===== Dataset excerpts

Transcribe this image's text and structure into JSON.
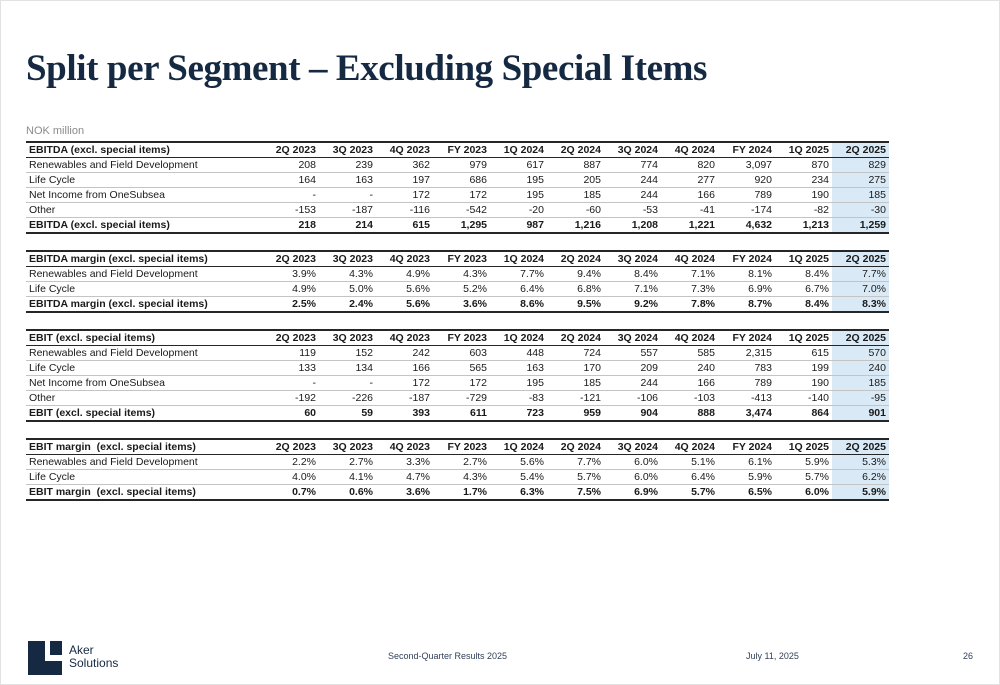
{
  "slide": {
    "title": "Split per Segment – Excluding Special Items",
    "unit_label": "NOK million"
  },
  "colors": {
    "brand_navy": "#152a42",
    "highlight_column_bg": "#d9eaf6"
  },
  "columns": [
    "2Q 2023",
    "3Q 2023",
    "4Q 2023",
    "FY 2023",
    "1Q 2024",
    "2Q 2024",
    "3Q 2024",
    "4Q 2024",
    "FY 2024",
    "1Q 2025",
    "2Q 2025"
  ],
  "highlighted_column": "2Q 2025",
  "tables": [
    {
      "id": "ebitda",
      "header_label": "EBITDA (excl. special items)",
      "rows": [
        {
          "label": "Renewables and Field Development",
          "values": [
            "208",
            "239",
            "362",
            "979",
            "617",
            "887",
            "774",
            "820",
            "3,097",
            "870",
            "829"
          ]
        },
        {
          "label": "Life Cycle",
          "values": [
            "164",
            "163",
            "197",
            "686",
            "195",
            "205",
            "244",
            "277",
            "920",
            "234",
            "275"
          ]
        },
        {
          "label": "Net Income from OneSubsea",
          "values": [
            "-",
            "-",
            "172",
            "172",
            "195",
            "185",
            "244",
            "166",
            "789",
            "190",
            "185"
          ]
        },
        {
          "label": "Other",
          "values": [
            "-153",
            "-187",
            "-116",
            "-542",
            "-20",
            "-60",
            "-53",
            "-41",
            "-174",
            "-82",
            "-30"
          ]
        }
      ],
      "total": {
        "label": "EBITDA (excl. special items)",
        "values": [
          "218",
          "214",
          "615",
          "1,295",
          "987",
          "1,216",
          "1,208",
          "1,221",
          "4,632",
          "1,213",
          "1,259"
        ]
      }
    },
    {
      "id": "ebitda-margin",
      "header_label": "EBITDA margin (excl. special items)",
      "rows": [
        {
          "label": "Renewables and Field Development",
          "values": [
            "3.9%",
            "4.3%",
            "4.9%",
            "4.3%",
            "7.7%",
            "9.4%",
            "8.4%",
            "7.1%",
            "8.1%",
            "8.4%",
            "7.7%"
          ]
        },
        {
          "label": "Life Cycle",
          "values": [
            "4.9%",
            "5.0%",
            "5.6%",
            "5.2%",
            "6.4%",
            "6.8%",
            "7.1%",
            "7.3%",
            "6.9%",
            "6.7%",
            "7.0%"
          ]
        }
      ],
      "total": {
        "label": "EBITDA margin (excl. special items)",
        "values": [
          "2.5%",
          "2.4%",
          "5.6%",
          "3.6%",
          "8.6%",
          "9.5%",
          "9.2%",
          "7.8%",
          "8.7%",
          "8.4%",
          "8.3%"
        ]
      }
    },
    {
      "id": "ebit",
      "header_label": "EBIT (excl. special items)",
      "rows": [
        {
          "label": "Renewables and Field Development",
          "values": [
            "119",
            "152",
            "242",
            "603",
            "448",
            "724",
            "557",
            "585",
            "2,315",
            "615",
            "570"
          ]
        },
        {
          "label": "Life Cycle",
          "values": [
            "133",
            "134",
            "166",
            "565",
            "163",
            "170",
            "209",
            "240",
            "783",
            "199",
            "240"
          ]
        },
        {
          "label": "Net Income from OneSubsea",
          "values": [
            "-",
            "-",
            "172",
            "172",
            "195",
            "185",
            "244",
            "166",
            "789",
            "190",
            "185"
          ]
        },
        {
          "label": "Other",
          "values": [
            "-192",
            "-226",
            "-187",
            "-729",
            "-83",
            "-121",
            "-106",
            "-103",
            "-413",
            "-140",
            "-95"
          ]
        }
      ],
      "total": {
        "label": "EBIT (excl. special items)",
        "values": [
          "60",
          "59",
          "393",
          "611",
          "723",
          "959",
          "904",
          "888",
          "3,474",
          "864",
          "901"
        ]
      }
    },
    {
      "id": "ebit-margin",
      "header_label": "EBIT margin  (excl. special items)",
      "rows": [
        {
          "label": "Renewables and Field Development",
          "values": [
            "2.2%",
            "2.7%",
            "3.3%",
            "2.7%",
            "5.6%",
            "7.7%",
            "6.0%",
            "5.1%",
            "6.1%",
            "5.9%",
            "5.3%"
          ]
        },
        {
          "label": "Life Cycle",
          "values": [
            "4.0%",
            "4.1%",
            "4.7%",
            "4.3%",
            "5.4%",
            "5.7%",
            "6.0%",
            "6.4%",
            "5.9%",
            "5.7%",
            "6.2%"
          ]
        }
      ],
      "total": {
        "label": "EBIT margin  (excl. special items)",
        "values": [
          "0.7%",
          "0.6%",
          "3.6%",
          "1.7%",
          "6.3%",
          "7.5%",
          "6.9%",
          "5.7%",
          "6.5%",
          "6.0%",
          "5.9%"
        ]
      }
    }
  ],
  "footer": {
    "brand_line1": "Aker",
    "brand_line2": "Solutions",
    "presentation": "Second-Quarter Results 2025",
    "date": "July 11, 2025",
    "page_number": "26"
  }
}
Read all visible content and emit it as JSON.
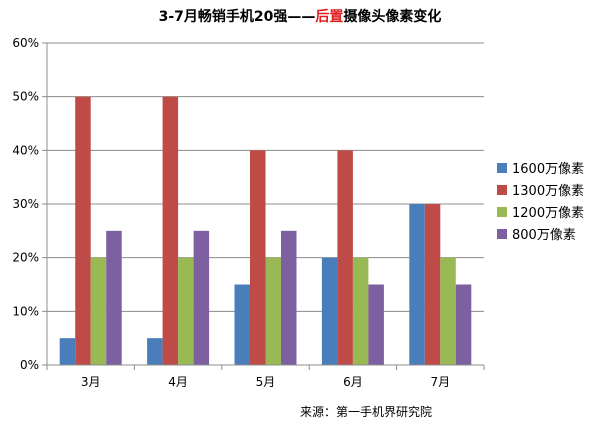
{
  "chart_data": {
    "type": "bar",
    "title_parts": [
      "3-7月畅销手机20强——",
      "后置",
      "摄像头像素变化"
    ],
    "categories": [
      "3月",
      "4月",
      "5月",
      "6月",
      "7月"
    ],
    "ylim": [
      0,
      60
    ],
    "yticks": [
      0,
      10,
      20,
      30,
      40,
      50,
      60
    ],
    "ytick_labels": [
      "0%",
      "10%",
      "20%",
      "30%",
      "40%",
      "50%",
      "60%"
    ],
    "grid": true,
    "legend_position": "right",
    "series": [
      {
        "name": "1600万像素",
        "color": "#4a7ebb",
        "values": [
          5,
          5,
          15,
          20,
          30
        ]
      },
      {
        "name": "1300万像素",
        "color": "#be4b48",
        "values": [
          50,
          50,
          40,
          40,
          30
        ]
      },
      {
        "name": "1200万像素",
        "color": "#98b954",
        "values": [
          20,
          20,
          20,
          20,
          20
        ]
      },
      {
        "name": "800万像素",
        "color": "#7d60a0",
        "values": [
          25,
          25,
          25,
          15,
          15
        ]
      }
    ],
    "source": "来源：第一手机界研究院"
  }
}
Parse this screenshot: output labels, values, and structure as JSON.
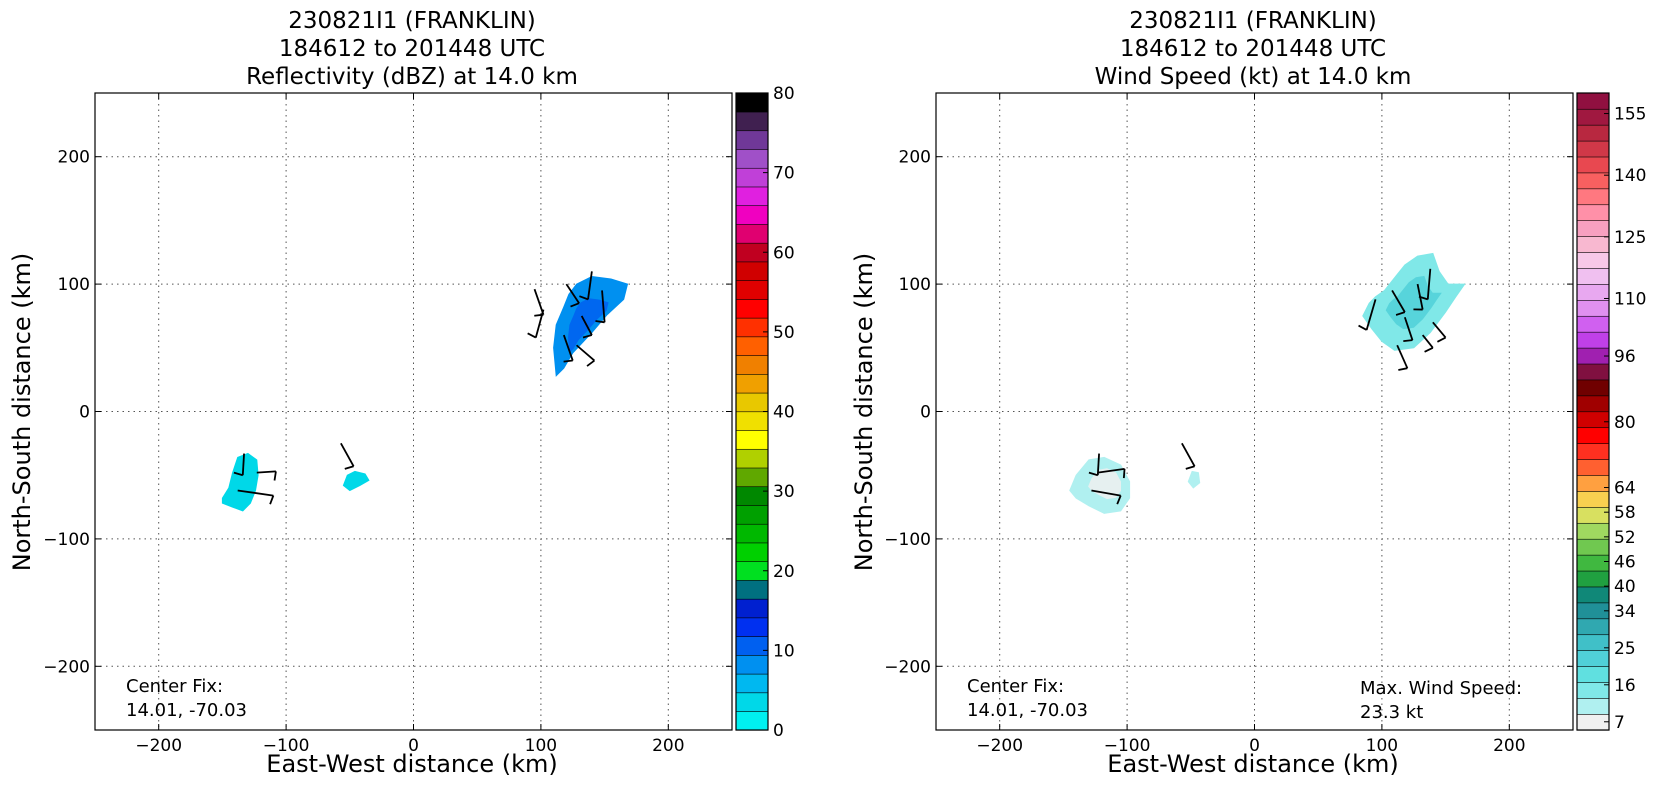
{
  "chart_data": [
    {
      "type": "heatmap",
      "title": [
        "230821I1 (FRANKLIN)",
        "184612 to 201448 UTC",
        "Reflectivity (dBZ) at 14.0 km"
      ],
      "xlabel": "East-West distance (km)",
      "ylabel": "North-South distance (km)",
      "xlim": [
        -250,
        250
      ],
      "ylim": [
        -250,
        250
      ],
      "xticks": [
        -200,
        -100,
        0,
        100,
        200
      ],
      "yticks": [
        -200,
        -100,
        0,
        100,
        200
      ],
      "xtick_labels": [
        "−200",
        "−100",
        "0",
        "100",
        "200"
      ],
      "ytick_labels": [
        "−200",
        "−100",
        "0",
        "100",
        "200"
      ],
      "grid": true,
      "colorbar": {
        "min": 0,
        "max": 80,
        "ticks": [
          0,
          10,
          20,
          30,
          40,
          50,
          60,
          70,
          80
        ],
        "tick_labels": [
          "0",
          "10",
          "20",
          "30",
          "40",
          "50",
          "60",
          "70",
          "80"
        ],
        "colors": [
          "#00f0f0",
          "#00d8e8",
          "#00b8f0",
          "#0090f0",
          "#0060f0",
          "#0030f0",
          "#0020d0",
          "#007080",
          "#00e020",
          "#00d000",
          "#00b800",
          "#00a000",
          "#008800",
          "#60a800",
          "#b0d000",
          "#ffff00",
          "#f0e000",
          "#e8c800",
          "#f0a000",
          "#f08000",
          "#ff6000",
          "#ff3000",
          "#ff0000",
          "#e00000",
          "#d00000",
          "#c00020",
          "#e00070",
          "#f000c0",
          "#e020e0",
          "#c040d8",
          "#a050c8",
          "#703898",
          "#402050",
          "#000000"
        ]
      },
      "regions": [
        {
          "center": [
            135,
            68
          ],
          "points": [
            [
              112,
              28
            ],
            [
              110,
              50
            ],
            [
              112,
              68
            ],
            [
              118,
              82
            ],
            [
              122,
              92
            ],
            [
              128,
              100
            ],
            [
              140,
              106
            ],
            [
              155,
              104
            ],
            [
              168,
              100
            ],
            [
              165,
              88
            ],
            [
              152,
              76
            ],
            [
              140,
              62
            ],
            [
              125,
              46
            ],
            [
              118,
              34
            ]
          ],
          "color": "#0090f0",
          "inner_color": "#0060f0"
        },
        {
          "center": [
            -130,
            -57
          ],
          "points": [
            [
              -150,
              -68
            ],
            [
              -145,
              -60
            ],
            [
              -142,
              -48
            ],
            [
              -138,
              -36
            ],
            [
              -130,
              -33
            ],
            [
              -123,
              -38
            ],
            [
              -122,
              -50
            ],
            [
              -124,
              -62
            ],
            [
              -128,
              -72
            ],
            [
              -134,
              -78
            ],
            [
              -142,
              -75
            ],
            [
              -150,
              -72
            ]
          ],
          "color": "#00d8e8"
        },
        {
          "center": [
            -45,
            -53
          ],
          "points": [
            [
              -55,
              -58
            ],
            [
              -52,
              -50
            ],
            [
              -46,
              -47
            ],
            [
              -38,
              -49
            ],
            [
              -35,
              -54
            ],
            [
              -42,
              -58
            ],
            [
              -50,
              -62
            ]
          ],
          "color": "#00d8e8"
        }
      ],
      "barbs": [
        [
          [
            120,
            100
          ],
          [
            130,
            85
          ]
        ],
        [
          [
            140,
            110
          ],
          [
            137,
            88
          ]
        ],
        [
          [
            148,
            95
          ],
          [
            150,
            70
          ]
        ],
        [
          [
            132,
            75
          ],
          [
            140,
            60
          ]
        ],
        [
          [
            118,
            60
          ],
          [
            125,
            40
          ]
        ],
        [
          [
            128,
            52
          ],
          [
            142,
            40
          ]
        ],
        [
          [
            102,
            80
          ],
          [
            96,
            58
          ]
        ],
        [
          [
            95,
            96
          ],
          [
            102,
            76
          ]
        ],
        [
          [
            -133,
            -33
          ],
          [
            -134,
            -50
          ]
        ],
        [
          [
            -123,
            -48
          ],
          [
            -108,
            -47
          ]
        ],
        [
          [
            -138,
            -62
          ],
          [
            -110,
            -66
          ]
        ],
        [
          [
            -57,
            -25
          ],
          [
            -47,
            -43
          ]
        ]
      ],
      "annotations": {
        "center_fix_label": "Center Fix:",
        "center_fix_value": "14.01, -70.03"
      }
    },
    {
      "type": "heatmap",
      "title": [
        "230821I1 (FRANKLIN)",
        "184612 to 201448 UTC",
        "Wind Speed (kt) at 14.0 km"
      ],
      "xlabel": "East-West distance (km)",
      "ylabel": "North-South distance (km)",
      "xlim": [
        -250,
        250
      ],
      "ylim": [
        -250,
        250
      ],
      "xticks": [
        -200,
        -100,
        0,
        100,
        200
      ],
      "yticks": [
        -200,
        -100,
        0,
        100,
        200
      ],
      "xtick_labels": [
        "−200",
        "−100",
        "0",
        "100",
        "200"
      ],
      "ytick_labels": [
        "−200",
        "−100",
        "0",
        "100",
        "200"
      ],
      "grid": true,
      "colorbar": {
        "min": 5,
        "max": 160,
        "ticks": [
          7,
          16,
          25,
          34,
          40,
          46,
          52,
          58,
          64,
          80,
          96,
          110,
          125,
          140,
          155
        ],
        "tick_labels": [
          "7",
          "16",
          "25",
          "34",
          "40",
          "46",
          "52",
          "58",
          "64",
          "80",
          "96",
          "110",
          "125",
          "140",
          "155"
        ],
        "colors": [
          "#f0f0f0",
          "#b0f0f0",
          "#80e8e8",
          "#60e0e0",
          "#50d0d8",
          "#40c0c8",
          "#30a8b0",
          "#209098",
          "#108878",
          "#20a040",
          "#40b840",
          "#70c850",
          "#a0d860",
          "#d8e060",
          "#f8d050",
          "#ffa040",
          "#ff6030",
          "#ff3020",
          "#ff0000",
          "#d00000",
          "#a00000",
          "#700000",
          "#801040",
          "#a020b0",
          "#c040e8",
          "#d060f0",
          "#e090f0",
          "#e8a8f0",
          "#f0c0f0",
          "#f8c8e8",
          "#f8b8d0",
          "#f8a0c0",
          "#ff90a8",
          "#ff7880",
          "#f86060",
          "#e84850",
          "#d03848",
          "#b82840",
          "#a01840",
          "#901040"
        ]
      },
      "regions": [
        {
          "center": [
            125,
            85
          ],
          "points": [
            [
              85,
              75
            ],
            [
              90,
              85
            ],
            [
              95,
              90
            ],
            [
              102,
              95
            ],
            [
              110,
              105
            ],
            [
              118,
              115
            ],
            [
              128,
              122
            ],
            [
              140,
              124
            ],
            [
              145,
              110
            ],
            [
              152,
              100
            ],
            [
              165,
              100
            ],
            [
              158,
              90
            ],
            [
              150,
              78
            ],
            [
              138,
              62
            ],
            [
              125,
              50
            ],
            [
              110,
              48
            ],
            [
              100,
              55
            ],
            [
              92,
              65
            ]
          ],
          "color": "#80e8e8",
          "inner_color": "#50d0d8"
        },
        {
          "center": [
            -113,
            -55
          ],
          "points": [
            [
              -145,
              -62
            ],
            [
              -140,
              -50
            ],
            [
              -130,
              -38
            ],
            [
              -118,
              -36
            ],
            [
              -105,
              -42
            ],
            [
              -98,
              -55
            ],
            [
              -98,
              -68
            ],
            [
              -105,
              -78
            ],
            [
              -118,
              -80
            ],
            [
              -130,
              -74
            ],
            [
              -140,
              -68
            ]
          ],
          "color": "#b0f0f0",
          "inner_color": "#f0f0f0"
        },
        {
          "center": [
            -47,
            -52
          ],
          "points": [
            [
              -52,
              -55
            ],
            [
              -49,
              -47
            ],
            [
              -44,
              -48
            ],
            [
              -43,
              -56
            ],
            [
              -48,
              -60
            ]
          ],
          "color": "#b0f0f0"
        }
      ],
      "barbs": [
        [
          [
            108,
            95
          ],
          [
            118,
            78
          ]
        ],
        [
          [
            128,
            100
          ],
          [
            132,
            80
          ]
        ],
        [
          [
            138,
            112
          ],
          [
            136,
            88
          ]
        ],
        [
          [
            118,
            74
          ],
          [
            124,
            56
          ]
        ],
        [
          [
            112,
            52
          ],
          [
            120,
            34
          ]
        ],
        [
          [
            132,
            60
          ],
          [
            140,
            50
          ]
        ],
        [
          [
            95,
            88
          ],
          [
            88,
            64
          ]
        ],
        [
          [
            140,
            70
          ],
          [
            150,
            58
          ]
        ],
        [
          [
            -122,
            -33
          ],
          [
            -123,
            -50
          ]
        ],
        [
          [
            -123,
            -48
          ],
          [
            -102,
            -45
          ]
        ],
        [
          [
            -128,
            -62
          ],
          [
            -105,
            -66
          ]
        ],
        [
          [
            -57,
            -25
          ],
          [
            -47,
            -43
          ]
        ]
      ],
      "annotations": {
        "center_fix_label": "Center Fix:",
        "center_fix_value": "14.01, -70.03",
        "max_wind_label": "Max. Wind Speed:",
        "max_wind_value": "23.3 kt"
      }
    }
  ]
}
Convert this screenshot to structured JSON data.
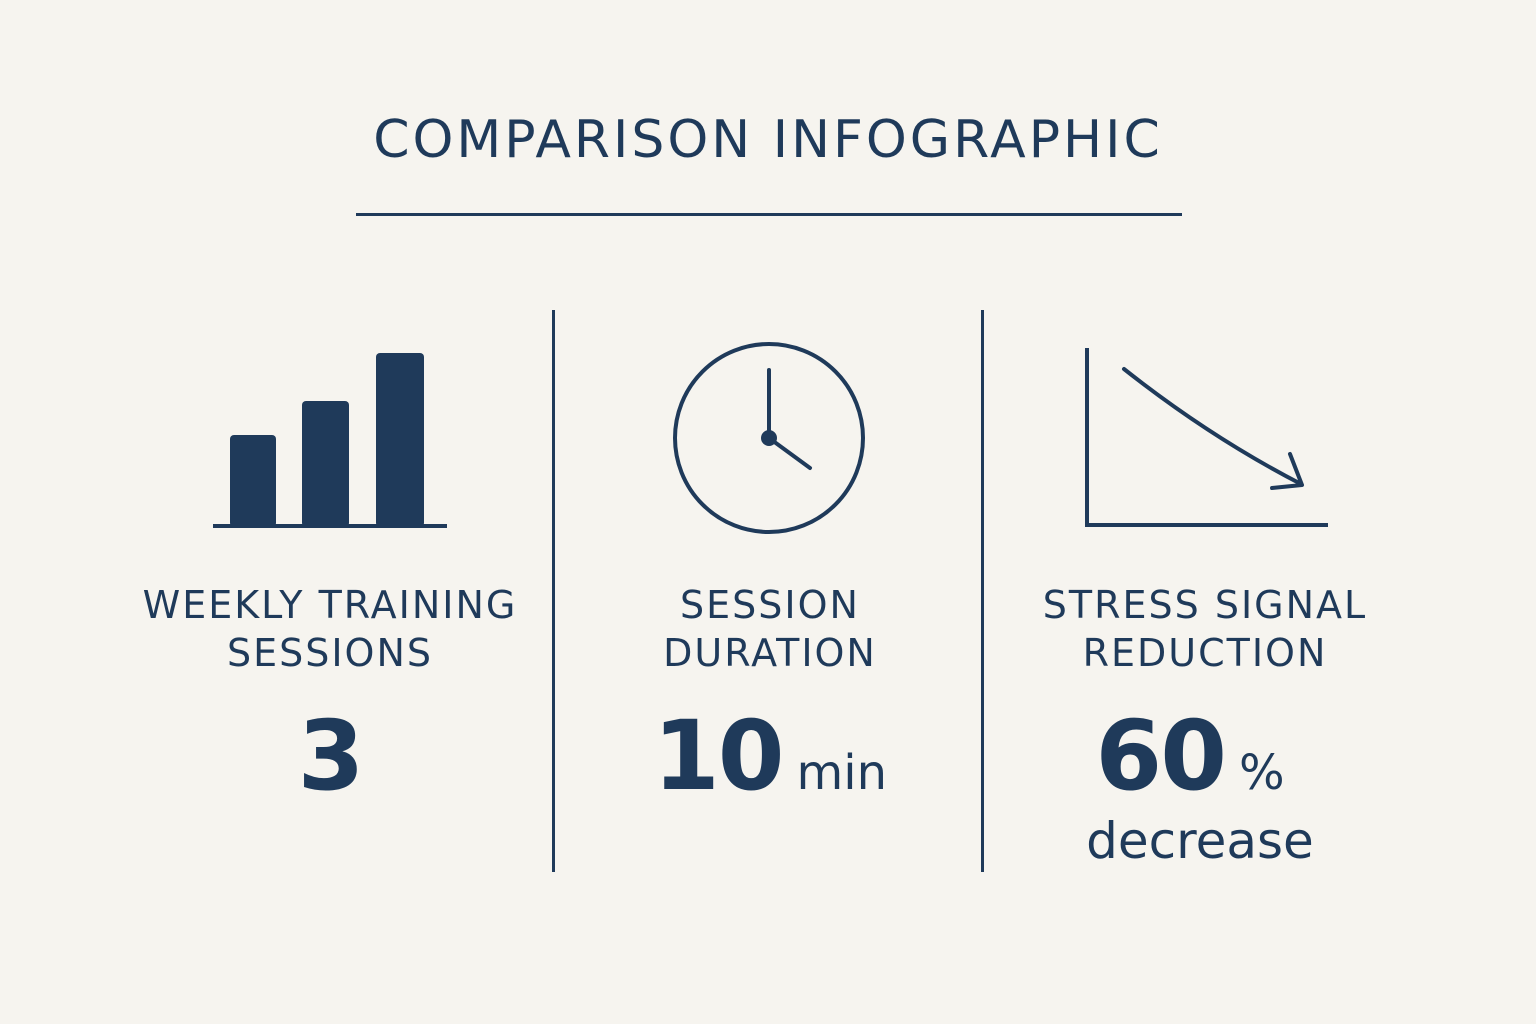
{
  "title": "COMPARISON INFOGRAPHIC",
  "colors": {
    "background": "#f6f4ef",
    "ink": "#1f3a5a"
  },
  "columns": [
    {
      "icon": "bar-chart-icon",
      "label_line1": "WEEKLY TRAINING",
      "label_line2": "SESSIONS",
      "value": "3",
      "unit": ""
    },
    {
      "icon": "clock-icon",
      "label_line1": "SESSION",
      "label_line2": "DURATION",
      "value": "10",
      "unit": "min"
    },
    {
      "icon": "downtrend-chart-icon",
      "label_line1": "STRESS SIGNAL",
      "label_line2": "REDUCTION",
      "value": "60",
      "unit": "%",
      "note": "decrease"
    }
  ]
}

==========

■ **Exercise details**:
Leave out all pictures and extract exactly the lines from the line with "Convert this screenshot" through the end of the material.

■ **Full response**:
Convert this screenshot to structured JSON data.
{
  "title": "COMPARISON INFOGRAPHIC",
  "colors": {
    "background": "#f6f4ef",
    "ink": "#1f3a5a"
  },
  "columns": [
    {
      "icon": "bar-chart-icon",
      "label_line1": "WEEKLY TRAINING",
      "label_line2": "SESSIONS",
      "value": "3",
      "unit": ""
    },
    {
      "icon": "clock-icon",
      "label_line1": "SESSION",
      "label_line2": "DURATION",
      "value": "10",
      "unit": "min"
    },
    {
      "icon": "downtrend-chart-icon",
      "label_line1": "STRESS SIGNAL",
      "label_line2": "REDUCTION",
      "value": "60",
      "unit": "%",
      "note": "decrease"
    }
  ]
}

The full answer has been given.